Dataset records:
§
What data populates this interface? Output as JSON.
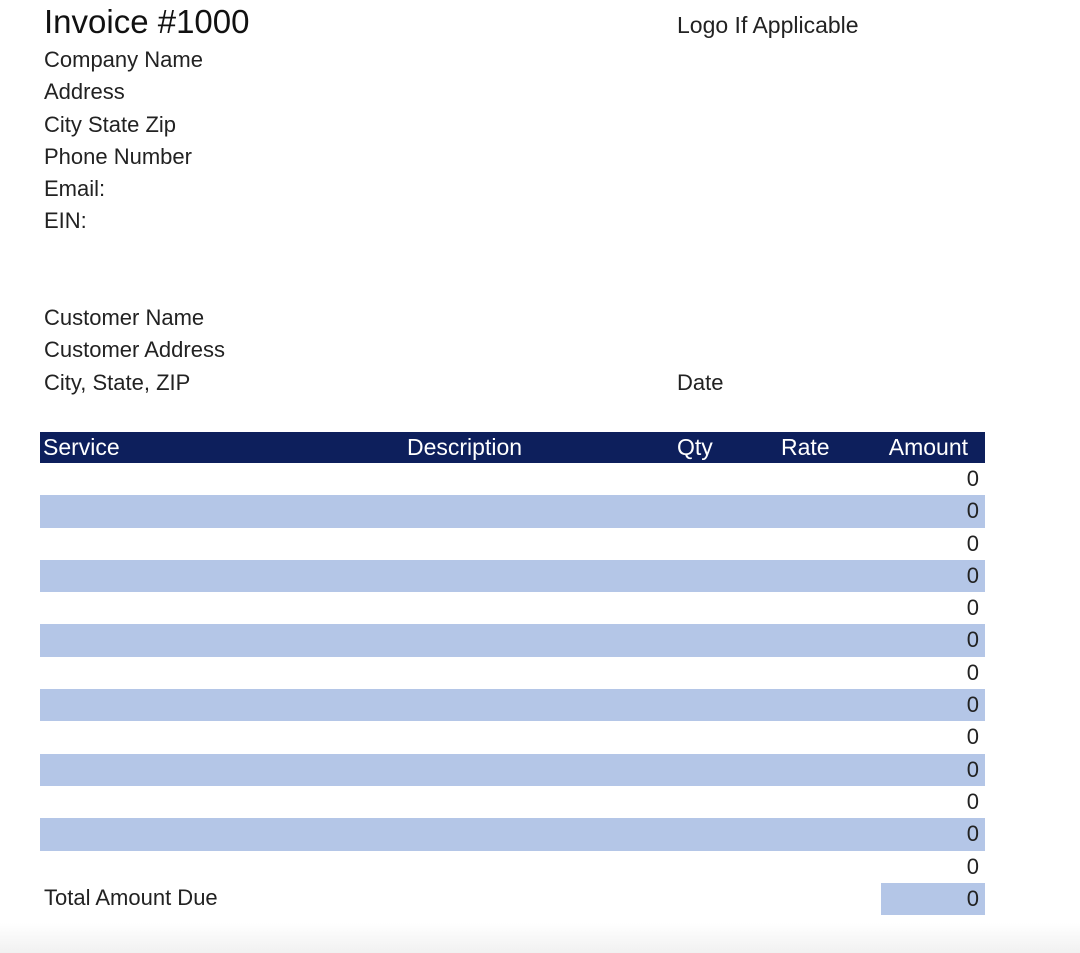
{
  "invoice": {
    "title": "Invoice #1000",
    "logo_placeholder": "Logo If Applicable"
  },
  "company": {
    "name": "Company Name",
    "address": "Address",
    "city_state_zip": "City State Zip",
    "phone": "Phone Number",
    "email": "Email:",
    "ein": "EIN:"
  },
  "customer": {
    "name": "Customer Name",
    "address": "Customer Address",
    "city_state_zip": "City, State, ZIP"
  },
  "date_label": "Date",
  "table": {
    "columns": [
      "Service",
      "Description",
      "Qty",
      "Rate",
      "Amount"
    ],
    "row_amounts": [
      "0",
      "0",
      "0",
      "0",
      "0",
      "0",
      "0",
      "0",
      "0",
      "0",
      "0",
      "0",
      "0"
    ]
  },
  "total": {
    "label": "Total Amount Due",
    "amount": "0"
  },
  "colors": {
    "header_bg": "#0d1f5c",
    "alt_row_bg": "#b4c6e7"
  }
}
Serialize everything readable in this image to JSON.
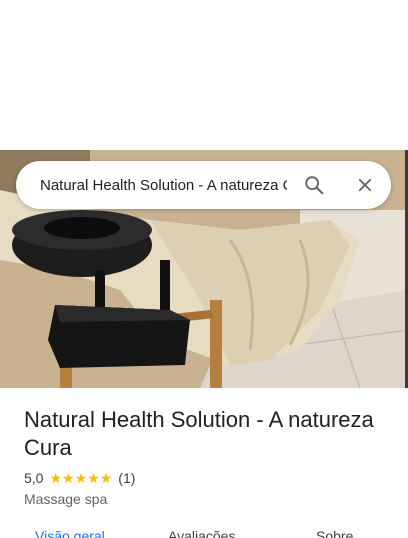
{
  "search": {
    "value": "Natural Health Solution - A natureza Cura"
  },
  "place": {
    "name": "Natural Health Solution - A natureza Cura",
    "rating": "5,0",
    "stars": 5,
    "review_count": "(1)",
    "category": "Massage spa"
  },
  "tabs": [
    {
      "label": "Visão geral",
      "active": true
    },
    {
      "label": "Avaliações",
      "active": false
    },
    {
      "label": "Sobre",
      "active": false
    }
  ],
  "icons": {
    "search": "search-icon",
    "close": "close-icon",
    "star": "star-icon"
  },
  "colors": {
    "accent": "#1a73e8",
    "star": "#fbbc04"
  }
}
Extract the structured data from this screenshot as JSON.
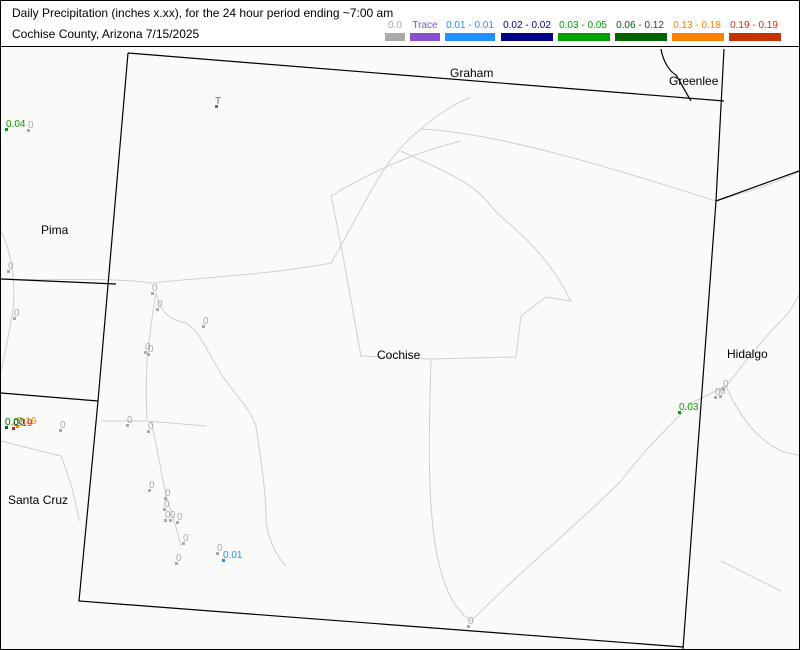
{
  "title": {
    "line1": "Daily Precipitation (inches  x.xx),  for the 24 hour period ending ~7:00 am",
    "line2": "Cochise County, Arizona  7/15/2025"
  },
  "legend": [
    {
      "label": "0.0",
      "color": "#aaaaaa"
    },
    {
      "label": "Trace",
      "color": "#8a4fcf"
    },
    {
      "label": "0.01 - 0.01",
      "color": "#1e90ff"
    },
    {
      "label": "0.02 - 0.02",
      "color": "#000088"
    },
    {
      "label": "0.03 - 0.05",
      "color": "#00a000"
    },
    {
      "label": "0.06 - 0.12",
      "color": "#006400"
    },
    {
      "label": "0.13 - 0.18",
      "color": "#ff7f00"
    },
    {
      "label": "0.19 - 0.19",
      "color": "#c83200"
    }
  ],
  "counties": [
    {
      "name": "Graham"
    },
    {
      "name": "Greenlee"
    },
    {
      "name": "Pima"
    },
    {
      "name": "Cochise"
    },
    {
      "name": "Hidalgo"
    },
    {
      "name": "Santa Cruz"
    }
  ],
  "stations": [
    {
      "text": "T",
      "class": 1
    },
    {
      "text": "0.04",
      "class": 4
    },
    {
      "text": "0",
      "class": 0
    },
    {
      "text": "0",
      "class": 0
    },
    {
      "text": "0",
      "class": 0
    },
    {
      "text": "0",
      "class": 0
    },
    {
      "text": "0",
      "class": 0
    },
    {
      "text": "0",
      "class": 0
    },
    {
      "text": "0",
      "class": 0
    },
    {
      "text": "0",
      "class": 0
    },
    {
      "text": "0",
      "class": 0
    },
    {
      "text": "0",
      "class": 0
    },
    {
      "text": "0",
      "class": 0
    },
    {
      "text": "0",
      "class": 0
    },
    {
      "text": "0",
      "class": 0
    },
    {
      "text": "0",
      "class": 0
    },
    {
      "text": "0",
      "class": 0
    },
    {
      "text": "0",
      "class": 0
    },
    {
      "text": "0",
      "class": 0
    },
    {
      "text": "0",
      "class": 0
    },
    {
      "text": "0",
      "class": 0
    },
    {
      "text": "0",
      "class": 0
    },
    {
      "text": "0.01",
      "class": 2
    },
    {
      "text": "0.03",
      "class": 4
    },
    {
      "text": "0",
      "class": 0
    },
    {
      "text": "0",
      "class": 0
    },
    {
      "text": "0",
      "class": 0
    },
    {
      "text": "0",
      "class": 0
    },
    {
      "text": "0.16",
      "class": 6
    },
    {
      "text": "0.19",
      "class": 7
    },
    {
      "text": "0.00",
      "class": 5
    }
  ]
}
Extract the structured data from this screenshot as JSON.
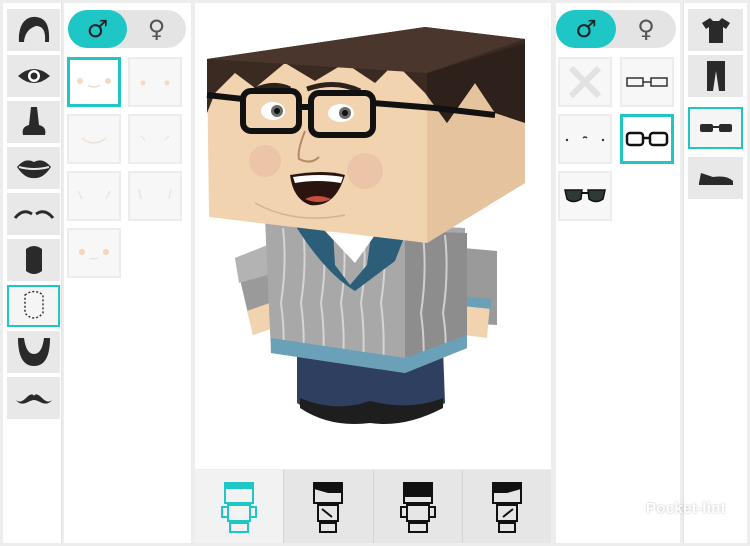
{
  "left_categories": [
    {
      "icon": "hair-icon",
      "selected": false
    },
    {
      "icon": "eye-icon",
      "selected": false
    },
    {
      "icon": "nose-icon",
      "selected": false
    },
    {
      "icon": "lips-icon",
      "selected": false
    },
    {
      "icon": "eyebrows-icon",
      "selected": false
    },
    {
      "icon": "ear-icon",
      "selected": false
    },
    {
      "icon": "face-shape-icon",
      "selected": true
    },
    {
      "icon": "beard-icon",
      "selected": false
    },
    {
      "icon": "mustache-icon",
      "selected": false
    }
  ],
  "gender_toggle": {
    "male_symbol": "♂",
    "female_symbol": "♀",
    "selected": "male"
  },
  "left_options": {
    "count": 7,
    "selected_index": 0
  },
  "right_options": [
    {
      "icon": "none-x-icon",
      "selected": false
    },
    {
      "icon": "thin-rectangle-glasses-icon",
      "selected": false
    },
    {
      "icon": "rimless-glasses-icon",
      "selected": false
    },
    {
      "icon": "black-frame-glasses-icon",
      "selected": true
    },
    {
      "icon": "sunglasses-icon",
      "selected": false
    }
  ],
  "right_categories": [
    {
      "icon": "shirt-icon",
      "selected": false
    },
    {
      "icon": "pants-icon",
      "selected": false
    },
    {
      "icon": "glasses-icon",
      "selected": true
    },
    {
      "icon": "shoe-icon",
      "selected": false
    }
  ],
  "bottom_views": [
    {
      "icon": "character-front-view-icon",
      "active": true
    },
    {
      "icon": "character-side-left-view-icon",
      "active": false
    },
    {
      "icon": "character-back-view-icon",
      "active": false
    },
    {
      "icon": "character-side-right-view-icon",
      "active": false
    }
  ],
  "watermark": "Pocket-lint",
  "colors": {
    "accent": "#1ec6c6",
    "hair": "#3a2a22",
    "skin": "#f2d3b0",
    "sweater": "#9a9a9a",
    "collar": "#2c5e7a",
    "pants": "#2f3f60"
  }
}
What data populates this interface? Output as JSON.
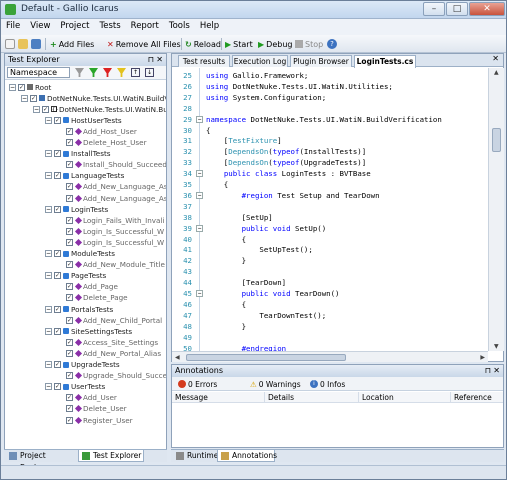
{
  "window": {
    "title": "Default - Gallio Icarus",
    "minimize": "–",
    "maximize": "□",
    "close": "✕"
  },
  "menu": [
    "File",
    "View",
    "Project",
    "Tests",
    "Report",
    "Tools",
    "Help"
  ],
  "toolbar": {
    "add_files": "Add Files",
    "remove_all_files": "Remove All Files",
    "reload": "Reload",
    "start": "Start",
    "debug": "Debug",
    "stop": "Stop"
  },
  "left_panel": {
    "title": "Test Explorer",
    "filter_value": "Namespace",
    "tree": [
      {
        "label": "Root",
        "kind": "root",
        "depth": 0
      },
      {
        "label": "DotNetNuke.Tests.UI.WatiN.BuildV",
        "kind": "asm",
        "depth": 1
      },
      {
        "label": "DotNetNuke.Tests.UI.WatiN.Buil",
        "kind": "ns",
        "depth": 2
      },
      {
        "label": "HostUserTests",
        "kind": "fix",
        "depth": 3
      },
      {
        "label": "Add_Host_User",
        "kind": "test",
        "depth": 4
      },
      {
        "label": "Delete_Host_User",
        "kind": "test",
        "depth": 4
      },
      {
        "label": "InstallTests",
        "kind": "fix",
        "depth": 3
      },
      {
        "label": "Install_Should_Succeed",
        "kind": "test",
        "depth": 4
      },
      {
        "label": "LanguageTests",
        "kind": "fix",
        "depth": 3
      },
      {
        "label": "Add_New_Language_As",
        "kind": "test",
        "depth": 4
      },
      {
        "label": "Add_New_Language_As",
        "kind": "test",
        "depth": 4
      },
      {
        "label": "LoginTests",
        "kind": "fix",
        "depth": 3
      },
      {
        "label": "Login_Fails_With_Invali",
        "kind": "test",
        "depth": 4
      },
      {
        "label": "Login_Is_Successful_W",
        "kind": "test",
        "depth": 4
      },
      {
        "label": "Login_Is_Successful_W",
        "kind": "test",
        "depth": 4
      },
      {
        "label": "ModuleTests",
        "kind": "fix",
        "depth": 3
      },
      {
        "label": "Add_New_Module_Title",
        "kind": "test",
        "depth": 4
      },
      {
        "label": "PageTests",
        "kind": "fix",
        "depth": 3
      },
      {
        "label": "Add_Page",
        "kind": "test",
        "depth": 4
      },
      {
        "label": "Delete_Page",
        "kind": "test",
        "depth": 4
      },
      {
        "label": "PortalsTests",
        "kind": "fix",
        "depth": 3
      },
      {
        "label": "Add_New_Child_Portal",
        "kind": "test",
        "depth": 4
      },
      {
        "label": "SiteSettingsTests",
        "kind": "fix",
        "depth": 3
      },
      {
        "label": "Access_Site_Settings",
        "kind": "test",
        "depth": 4
      },
      {
        "label": "Add_New_Portal_Alias",
        "kind": "test",
        "depth": 4
      },
      {
        "label": "UpgradeTests",
        "kind": "fix",
        "depth": 3
      },
      {
        "label": "Upgrade_Should_Succe",
        "kind": "test",
        "depth": 4
      },
      {
        "label": "UserTests",
        "kind": "fix",
        "depth": 3
      },
      {
        "label": "Add_User",
        "kind": "test",
        "depth": 4
      },
      {
        "label": "Delete_User",
        "kind": "test",
        "depth": 4
      },
      {
        "label": "Register_User",
        "kind": "test",
        "depth": 4
      }
    ],
    "bottom_tabs": [
      "Project Explorer",
      "Test Explorer"
    ]
  },
  "editor": {
    "tabs": [
      "Test results",
      "Execution Log",
      "Plugin Browser",
      "LoginTests.cs"
    ],
    "close": "✕",
    "lines": [
      {
        "n": "25",
        "segs": [
          {
            "t": "using ",
            "c": "kw"
          },
          {
            "t": "Gallio.Framework;",
            "c": ""
          }
        ]
      },
      {
        "n": "26",
        "segs": [
          {
            "t": "using ",
            "c": "kw"
          },
          {
            "t": "DotNetNuke.Tests.UI.WatiN.Utilities;",
            "c": ""
          }
        ]
      },
      {
        "n": "27",
        "segs": [
          {
            "t": "using ",
            "c": "kw"
          },
          {
            "t": "System.Configuration;",
            "c": ""
          }
        ]
      },
      {
        "n": "28",
        "segs": []
      },
      {
        "n": "29",
        "segs": [
          {
            "t": "namespace ",
            "c": "kw"
          },
          {
            "t": "DotNetNuke.Tests.UI.WatiN.BuildVerification",
            "c": ""
          }
        ]
      },
      {
        "n": "30",
        "segs": [
          {
            "t": "{",
            "c": ""
          }
        ]
      },
      {
        "n": "31",
        "segs": [
          {
            "t": "    [",
            "c": ""
          },
          {
            "t": "TestFixture",
            "c": "ty"
          },
          {
            "t": "]",
            "c": ""
          }
        ]
      },
      {
        "n": "32",
        "segs": [
          {
            "t": "    [",
            "c": ""
          },
          {
            "t": "DependsOn",
            "c": "ty"
          },
          {
            "t": "(",
            "c": ""
          },
          {
            "t": "typeof",
            "c": "kw"
          },
          {
            "t": "(InstallTests)]",
            "c": ""
          }
        ]
      },
      {
        "n": "33",
        "segs": [
          {
            "t": "    [",
            "c": ""
          },
          {
            "t": "DependsOn",
            "c": "ty"
          },
          {
            "t": "(",
            "c": ""
          },
          {
            "t": "typeof",
            "c": "kw"
          },
          {
            "t": "(UpgradeTests)]",
            "c": ""
          }
        ]
      },
      {
        "n": "34",
        "segs": [
          {
            "t": "    ",
            "c": ""
          },
          {
            "t": "public class ",
            "c": "kw"
          },
          {
            "t": "LoginTests : BVTBase",
            "c": ""
          }
        ]
      },
      {
        "n": "35",
        "segs": [
          {
            "t": "    {",
            "c": ""
          }
        ]
      },
      {
        "n": "36",
        "segs": [
          {
            "t": "        ",
            "c": ""
          },
          {
            "t": "#region ",
            "c": "kw"
          },
          {
            "t": "Test Setup and TearDown",
            "c": ""
          }
        ]
      },
      {
        "n": "37",
        "segs": []
      },
      {
        "n": "38",
        "segs": [
          {
            "t": "        [SetUp]",
            "c": ""
          }
        ]
      },
      {
        "n": "39",
        "segs": [
          {
            "t": "        ",
            "c": ""
          },
          {
            "t": "public void ",
            "c": "kw"
          },
          {
            "t": "SetUp()",
            "c": ""
          }
        ]
      },
      {
        "n": "40",
        "segs": [
          {
            "t": "        {",
            "c": ""
          }
        ]
      },
      {
        "n": "41",
        "segs": [
          {
            "t": "            SetUpTest();",
            "c": ""
          }
        ]
      },
      {
        "n": "42",
        "segs": [
          {
            "t": "        }",
            "c": ""
          }
        ]
      },
      {
        "n": "43",
        "segs": []
      },
      {
        "n": "44",
        "segs": [
          {
            "t": "        [TearDown]",
            "c": ""
          }
        ]
      },
      {
        "n": "45",
        "segs": [
          {
            "t": "        ",
            "c": ""
          },
          {
            "t": "public void ",
            "c": "kw"
          },
          {
            "t": "TearDown()",
            "c": ""
          }
        ]
      },
      {
        "n": "46",
        "segs": [
          {
            "t": "        {",
            "c": ""
          }
        ]
      },
      {
        "n": "47",
        "segs": [
          {
            "t": "            TearDownTest();",
            "c": ""
          }
        ]
      },
      {
        "n": "48",
        "segs": [
          {
            "t": "        }",
            "c": ""
          }
        ]
      },
      {
        "n": "49",
        "segs": []
      },
      {
        "n": "50",
        "segs": [
          {
            "t": "        ",
            "c": ""
          },
          {
            "t": "#endregion",
            "c": "kw"
          }
        ]
      }
    ]
  },
  "annotations": {
    "title": "Annotations",
    "errors": "0 Errors",
    "warnings": "0 Warnings",
    "infos": "0 Infos",
    "columns": [
      "Message",
      "Details",
      "Location",
      "Reference"
    ]
  },
  "bottom_tabs_right": [
    "Runtime",
    "Annotations"
  ],
  "colors": {
    "keyword": "#0000ff",
    "type": "#2b91af",
    "accent": "#3aa33a"
  }
}
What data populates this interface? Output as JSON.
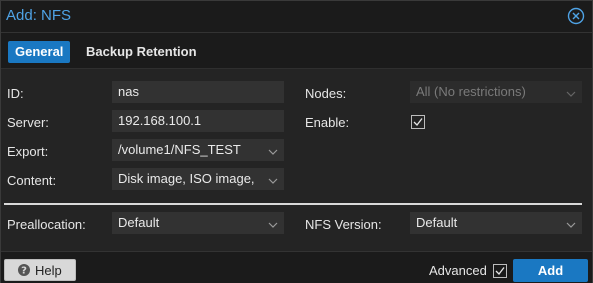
{
  "window": {
    "title": "Add: NFS",
    "close_icon": "close-circle-icon"
  },
  "tabs": [
    {
      "label": "General",
      "active": true
    },
    {
      "label": "Backup Retention",
      "active": false
    }
  ],
  "form": {
    "id": {
      "label": "ID:",
      "value": "nas"
    },
    "server": {
      "label": "Server:",
      "value": "192.168.100.1"
    },
    "export": {
      "label": "Export:",
      "value": "/volume1/NFS_TEST"
    },
    "content": {
      "label": "Content:",
      "value": "Disk image, ISO image,"
    },
    "nodes": {
      "label": "Nodes:",
      "value": "All (No restrictions)",
      "disabled": true
    },
    "enable": {
      "label": "Enable:",
      "checked": true
    },
    "preallocation": {
      "label": "Preallocation:",
      "value": "Default"
    },
    "nfs_version": {
      "label": "NFS Version:",
      "value": "Default"
    }
  },
  "footer": {
    "help_label": "Help",
    "advanced_label": "Advanced",
    "advanced_checked": true,
    "add_label": "Add"
  },
  "colors": {
    "accent": "#1a78c2",
    "title": "#4fa3e6",
    "background": "#242424"
  }
}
§
> EXERCISE
Filter the data, keeping only the lines that contain "Cochise".

> THE OUTPUT
    "line2": "Cochise County, Arizona  7/15/2025"
      "name": "Cochise"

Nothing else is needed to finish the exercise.